Will you quote only the lines starting at the one that contains "Transcribe this image's" and ending with the last line of the listing below, inclusive?

(Records)
* start *
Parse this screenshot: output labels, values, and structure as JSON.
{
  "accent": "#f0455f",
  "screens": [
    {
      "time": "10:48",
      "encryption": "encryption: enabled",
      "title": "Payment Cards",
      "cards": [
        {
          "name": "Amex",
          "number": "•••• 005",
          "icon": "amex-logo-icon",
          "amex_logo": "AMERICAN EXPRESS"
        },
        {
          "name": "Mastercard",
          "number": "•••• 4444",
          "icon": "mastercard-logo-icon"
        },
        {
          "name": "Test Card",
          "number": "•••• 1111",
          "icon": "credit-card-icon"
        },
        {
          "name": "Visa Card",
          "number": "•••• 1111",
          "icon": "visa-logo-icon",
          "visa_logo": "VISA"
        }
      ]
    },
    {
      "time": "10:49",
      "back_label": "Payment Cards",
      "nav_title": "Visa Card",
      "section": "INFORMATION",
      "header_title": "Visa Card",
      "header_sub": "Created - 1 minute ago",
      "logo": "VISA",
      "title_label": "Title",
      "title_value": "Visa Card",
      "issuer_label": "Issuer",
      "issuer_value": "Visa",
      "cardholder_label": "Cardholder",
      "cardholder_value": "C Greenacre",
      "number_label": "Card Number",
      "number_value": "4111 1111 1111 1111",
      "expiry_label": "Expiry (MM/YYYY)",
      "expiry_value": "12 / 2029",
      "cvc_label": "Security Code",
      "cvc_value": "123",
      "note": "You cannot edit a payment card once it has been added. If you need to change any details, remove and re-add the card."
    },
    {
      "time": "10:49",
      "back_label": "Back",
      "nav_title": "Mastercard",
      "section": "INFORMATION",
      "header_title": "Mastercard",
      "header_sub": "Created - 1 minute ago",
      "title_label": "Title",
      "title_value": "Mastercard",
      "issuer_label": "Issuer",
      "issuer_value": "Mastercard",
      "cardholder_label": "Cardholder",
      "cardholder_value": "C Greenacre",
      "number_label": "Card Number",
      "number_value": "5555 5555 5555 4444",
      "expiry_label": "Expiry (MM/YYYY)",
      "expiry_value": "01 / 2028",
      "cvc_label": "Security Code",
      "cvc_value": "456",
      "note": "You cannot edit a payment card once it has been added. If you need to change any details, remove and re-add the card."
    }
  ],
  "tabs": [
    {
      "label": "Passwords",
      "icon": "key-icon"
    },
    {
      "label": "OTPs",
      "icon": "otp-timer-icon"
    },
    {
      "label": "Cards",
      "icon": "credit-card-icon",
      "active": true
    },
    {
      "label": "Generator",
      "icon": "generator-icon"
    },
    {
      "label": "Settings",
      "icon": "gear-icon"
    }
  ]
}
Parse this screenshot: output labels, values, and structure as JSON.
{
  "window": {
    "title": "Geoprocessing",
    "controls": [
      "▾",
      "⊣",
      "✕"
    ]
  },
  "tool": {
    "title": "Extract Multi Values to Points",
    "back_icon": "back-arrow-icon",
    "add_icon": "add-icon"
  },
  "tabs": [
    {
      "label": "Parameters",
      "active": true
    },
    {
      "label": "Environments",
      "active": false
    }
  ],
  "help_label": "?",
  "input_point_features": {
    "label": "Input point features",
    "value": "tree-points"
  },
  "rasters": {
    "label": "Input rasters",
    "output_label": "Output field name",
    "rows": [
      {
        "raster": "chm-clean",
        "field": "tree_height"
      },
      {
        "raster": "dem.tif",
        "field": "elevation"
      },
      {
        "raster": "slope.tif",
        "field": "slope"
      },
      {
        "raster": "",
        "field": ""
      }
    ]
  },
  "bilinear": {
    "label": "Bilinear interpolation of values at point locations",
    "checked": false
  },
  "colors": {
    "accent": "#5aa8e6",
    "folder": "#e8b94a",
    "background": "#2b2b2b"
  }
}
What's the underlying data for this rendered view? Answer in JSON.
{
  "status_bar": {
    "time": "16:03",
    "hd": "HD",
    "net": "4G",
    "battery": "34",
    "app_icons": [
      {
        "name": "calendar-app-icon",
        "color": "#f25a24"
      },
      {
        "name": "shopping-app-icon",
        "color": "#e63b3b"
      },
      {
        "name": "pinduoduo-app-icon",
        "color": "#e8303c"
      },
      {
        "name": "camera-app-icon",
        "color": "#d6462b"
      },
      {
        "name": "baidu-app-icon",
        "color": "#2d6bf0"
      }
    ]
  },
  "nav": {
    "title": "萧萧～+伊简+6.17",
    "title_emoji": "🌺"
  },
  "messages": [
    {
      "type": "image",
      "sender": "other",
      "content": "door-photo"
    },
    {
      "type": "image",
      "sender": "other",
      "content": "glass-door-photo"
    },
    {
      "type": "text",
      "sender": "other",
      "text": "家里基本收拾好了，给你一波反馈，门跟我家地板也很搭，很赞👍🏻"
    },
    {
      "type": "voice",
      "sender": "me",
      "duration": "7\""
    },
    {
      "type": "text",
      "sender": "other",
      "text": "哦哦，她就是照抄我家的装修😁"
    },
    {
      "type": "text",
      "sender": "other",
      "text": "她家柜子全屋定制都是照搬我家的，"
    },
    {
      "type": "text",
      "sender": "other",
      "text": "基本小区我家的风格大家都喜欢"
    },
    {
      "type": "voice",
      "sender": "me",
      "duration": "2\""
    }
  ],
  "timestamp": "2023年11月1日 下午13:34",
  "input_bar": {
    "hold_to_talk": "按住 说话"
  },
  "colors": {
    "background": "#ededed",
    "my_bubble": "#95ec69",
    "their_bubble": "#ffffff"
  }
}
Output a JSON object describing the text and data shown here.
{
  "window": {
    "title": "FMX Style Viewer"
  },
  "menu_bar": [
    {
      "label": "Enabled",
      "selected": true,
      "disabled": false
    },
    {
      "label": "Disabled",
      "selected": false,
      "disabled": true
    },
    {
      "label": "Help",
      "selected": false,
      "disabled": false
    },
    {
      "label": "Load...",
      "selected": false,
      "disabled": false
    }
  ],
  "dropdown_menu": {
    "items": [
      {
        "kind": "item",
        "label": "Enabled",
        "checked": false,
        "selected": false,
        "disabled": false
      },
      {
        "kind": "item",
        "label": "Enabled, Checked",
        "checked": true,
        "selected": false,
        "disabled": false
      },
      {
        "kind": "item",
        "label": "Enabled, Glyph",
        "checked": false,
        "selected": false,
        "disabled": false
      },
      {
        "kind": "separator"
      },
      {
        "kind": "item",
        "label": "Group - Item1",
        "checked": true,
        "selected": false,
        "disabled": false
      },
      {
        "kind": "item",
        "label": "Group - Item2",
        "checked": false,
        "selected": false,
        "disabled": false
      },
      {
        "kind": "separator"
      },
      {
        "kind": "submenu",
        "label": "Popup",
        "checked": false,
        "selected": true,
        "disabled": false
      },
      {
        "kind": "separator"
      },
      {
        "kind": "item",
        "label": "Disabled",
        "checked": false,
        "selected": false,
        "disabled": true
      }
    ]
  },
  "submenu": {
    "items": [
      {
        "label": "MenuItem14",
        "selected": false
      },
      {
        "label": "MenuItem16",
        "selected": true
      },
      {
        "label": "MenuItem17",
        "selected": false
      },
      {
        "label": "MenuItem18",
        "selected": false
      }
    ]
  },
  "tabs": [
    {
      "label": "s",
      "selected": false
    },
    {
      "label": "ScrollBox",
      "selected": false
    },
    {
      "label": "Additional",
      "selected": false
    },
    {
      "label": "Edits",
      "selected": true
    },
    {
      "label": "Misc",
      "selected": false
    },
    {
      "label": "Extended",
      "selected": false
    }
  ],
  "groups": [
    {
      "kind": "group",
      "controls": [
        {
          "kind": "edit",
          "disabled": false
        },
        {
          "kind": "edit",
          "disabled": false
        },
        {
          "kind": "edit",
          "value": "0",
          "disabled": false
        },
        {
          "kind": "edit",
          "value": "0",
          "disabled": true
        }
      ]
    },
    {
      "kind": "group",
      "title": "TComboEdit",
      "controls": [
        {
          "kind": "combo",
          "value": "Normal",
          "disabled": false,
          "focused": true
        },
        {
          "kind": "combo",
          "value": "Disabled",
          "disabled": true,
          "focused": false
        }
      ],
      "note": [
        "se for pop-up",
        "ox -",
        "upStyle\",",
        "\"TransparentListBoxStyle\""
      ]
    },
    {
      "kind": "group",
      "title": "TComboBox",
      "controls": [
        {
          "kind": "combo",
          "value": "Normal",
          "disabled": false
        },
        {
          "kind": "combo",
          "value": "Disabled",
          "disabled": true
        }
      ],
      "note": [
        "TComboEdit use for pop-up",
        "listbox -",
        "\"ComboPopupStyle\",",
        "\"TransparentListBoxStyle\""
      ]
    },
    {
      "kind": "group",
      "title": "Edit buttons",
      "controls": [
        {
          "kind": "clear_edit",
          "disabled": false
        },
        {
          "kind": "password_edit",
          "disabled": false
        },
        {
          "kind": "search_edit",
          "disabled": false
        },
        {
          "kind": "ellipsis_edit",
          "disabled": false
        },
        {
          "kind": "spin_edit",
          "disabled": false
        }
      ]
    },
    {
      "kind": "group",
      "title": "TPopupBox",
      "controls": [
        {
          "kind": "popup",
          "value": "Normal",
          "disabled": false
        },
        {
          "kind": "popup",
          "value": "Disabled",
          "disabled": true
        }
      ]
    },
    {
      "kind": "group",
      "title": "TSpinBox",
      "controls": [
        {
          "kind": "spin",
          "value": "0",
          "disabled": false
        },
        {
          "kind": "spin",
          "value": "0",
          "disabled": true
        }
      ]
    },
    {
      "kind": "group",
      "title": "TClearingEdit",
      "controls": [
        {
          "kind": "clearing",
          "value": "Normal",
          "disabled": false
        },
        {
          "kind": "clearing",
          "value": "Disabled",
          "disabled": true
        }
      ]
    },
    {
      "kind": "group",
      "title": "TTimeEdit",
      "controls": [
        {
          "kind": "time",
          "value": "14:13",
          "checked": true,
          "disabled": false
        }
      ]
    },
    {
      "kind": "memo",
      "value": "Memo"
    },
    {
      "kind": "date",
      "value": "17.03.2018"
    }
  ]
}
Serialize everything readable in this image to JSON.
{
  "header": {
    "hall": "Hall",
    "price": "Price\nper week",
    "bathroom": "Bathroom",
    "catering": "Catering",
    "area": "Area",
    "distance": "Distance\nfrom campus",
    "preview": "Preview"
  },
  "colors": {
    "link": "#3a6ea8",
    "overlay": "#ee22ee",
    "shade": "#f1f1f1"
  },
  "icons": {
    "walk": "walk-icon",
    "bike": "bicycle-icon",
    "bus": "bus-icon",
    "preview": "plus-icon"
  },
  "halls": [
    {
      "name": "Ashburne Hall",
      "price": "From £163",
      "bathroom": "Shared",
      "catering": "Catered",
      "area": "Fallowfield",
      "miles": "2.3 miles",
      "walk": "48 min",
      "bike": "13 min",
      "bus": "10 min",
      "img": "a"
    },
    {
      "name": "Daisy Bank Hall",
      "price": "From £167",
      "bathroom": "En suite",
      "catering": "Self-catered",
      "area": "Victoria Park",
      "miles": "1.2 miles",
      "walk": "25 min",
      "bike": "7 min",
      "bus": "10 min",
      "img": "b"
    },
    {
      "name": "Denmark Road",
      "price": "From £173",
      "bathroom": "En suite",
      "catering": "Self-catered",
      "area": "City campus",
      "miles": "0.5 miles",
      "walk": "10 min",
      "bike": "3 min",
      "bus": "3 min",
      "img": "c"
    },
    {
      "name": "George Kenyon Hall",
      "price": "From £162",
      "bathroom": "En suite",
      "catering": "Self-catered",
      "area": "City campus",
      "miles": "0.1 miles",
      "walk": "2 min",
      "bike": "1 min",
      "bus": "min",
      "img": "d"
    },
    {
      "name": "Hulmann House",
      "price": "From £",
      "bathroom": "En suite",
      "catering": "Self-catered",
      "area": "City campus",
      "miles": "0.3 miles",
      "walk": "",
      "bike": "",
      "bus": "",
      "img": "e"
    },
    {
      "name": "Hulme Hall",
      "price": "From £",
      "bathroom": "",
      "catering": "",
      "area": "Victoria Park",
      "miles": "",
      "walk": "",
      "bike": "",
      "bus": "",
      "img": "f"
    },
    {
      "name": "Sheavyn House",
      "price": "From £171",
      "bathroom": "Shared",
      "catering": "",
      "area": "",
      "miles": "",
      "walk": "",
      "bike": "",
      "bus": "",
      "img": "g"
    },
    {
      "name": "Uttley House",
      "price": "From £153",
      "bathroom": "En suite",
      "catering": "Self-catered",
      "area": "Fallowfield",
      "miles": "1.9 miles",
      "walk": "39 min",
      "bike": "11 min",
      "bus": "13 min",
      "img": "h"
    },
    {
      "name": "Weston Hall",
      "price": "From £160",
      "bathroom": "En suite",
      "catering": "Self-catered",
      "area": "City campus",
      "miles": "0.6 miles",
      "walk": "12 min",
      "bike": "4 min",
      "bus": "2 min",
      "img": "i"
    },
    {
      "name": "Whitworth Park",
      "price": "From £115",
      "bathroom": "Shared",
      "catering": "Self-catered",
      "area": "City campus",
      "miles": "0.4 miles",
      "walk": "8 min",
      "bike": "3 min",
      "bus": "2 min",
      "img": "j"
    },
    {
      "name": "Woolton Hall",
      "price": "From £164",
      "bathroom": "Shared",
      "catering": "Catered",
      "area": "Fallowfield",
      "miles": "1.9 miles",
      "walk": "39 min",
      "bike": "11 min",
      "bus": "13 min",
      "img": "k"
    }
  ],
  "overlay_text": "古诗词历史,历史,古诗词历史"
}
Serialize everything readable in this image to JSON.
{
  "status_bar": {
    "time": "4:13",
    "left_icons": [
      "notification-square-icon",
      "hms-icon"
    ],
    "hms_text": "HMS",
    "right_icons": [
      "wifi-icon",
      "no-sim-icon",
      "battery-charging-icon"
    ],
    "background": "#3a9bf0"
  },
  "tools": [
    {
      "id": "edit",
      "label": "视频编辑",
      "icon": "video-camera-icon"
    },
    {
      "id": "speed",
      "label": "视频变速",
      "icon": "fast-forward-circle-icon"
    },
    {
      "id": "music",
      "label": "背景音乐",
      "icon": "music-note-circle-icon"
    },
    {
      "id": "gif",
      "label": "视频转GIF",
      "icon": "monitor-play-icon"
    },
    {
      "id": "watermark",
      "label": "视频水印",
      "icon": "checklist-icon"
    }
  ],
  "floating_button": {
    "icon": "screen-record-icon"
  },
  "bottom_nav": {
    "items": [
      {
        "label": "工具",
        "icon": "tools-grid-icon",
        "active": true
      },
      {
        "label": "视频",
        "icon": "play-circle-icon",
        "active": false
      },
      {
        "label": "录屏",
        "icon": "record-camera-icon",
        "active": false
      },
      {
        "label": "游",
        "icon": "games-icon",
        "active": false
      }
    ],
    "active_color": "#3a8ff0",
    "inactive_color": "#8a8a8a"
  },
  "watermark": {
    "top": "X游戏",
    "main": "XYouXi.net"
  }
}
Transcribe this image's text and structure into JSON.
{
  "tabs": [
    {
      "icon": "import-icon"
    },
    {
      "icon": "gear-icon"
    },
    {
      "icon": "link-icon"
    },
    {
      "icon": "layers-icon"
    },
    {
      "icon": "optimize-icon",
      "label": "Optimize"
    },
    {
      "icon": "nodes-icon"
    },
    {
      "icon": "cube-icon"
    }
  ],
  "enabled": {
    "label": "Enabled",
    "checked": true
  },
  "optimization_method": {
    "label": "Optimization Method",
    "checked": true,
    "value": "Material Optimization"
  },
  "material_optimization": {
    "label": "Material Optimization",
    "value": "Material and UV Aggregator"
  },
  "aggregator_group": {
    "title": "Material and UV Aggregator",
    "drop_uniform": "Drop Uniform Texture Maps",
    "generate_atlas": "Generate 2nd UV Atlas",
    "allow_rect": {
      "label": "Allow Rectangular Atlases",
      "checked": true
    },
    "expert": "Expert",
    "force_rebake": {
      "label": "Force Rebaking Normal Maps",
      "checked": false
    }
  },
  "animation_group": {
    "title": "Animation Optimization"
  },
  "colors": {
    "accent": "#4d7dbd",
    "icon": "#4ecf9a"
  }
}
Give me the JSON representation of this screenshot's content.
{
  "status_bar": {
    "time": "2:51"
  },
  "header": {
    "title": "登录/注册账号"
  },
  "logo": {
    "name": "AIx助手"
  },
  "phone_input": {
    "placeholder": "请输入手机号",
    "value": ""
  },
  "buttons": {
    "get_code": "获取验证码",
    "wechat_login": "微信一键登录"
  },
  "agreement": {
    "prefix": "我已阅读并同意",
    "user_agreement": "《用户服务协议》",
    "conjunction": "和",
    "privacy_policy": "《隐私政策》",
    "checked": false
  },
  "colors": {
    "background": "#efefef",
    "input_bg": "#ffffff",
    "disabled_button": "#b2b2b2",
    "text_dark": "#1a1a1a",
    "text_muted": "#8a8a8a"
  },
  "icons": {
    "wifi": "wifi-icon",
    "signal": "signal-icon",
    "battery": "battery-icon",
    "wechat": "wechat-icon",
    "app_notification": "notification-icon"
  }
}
* end *
* **Task response**:
Transcribe this image's text and structure into JSON.
{
  "tabs": [
    {
      "icon": "import-icon"
    },
    {
      "icon": "gear-icon"
    },
    {
      "icon": "link-icon"
    },
    {
      "icon": "layers-icon"
    },
    {
      "icon": "optimize-icon",
      "label": "Optimize"
    },
    {
      "icon": "nodes-icon"
    },
    {
      "icon": "cube-icon"
    }
  ],
  "enabled": {
    "label": "Enabled",
    "checked": true
  },
  "optimization_method": {
    "label": "Optimization Method",
    "checked": true,
    "value": "Material Optimization"
  },
  "material_optimization": {
    "label": "Material Optimization",
    "value": "Material and UV Aggregator"
  },
  "aggregator_group": {
    "title": "Material and UV Aggregator",
    "drop_uniform": "Drop Uniform Texture Maps",
    "generate_atlas": "Generate 2nd UV Atlas",
    "allow_rect": {
      "label": "Allow Rectangular Atlases",
      "checked": true
    },
    "expert": "Expert",
    "force_rebake": {
      "label": "Force Rebaking Normal Maps",
      "checked": false
    }
  },
  "animation_group": {
    "title": "Animation Optimization"
  },
  "colors": {
    "accent": "#4d7dbd",
    "icon": "#4ecf9a"
  }
}
Give me the JSON representation of this screenshot's content.
{
  "status_bar": {
    "time": "2:51"
  },
  "header": {
    "title": "登录/注册账号"
  },
  "logo": {
    "name": "AIx助手"
  },
  "phone_input": {
    "placeholder": "请输入手机号",
    "value": ""
  },
  "buttons": {
    "get_code": "获取验证码",
    "wechat_login": "微信一键登录"
  },
  "agreement": {
    "prefix": "我已阅读并同意",
    "user_agreement": "《用户服务协议》",
    "conjunction": "和",
    "privacy_policy": "《隐私政策》",
    "checked": false
  },
  "colors": {
    "background": "#efefef",
    "input_bg": "#ffffff",
    "disabled_button": "#b2b2b2",
    "text_dark": "#1a1a1a",
    "text_muted": "#8a8a8a"
  },
  "icons": {
    "wifi": "wifi-icon",
    "signal": "signal-icon",
    "battery": "battery-icon",
    "wechat": "wechat-icon",
    "app_notification": "notification-icon"
  }
}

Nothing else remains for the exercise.